(Data records)
>> Begin

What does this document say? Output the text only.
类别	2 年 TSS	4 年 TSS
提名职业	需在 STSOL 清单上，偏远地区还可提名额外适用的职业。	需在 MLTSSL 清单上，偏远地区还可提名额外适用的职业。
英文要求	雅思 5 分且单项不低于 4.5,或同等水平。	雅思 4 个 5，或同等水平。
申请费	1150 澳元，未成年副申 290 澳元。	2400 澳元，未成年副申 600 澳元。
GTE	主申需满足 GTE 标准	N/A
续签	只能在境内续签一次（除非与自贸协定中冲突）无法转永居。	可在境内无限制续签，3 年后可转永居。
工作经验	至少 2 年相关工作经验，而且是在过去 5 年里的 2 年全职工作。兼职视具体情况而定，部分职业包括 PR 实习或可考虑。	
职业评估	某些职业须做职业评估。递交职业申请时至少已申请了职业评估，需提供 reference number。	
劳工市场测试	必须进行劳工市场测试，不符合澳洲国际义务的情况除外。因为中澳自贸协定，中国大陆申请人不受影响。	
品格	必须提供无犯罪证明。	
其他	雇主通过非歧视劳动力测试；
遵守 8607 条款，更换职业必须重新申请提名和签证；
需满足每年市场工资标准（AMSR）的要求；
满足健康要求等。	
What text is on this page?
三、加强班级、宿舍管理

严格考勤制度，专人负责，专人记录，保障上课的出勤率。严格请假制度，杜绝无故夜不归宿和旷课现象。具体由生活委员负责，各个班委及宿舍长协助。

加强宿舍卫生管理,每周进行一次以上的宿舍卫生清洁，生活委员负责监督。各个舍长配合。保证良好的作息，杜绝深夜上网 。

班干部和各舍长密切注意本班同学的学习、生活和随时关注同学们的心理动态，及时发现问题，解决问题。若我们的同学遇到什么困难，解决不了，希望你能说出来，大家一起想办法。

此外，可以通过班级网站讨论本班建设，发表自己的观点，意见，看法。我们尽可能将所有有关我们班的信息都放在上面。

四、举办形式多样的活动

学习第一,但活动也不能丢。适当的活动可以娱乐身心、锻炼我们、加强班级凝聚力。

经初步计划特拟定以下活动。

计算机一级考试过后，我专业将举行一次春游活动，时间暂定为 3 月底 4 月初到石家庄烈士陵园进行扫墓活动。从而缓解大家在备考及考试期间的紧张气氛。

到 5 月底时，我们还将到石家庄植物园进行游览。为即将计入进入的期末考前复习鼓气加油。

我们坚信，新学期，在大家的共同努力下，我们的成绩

>> End

* _WHAT IS BEING ASKED_: Pull every line containing "this" from the material above.

* _ANSWER TO THE EXERCISE_:
What does this document say? Output the text only.
What text is on this page?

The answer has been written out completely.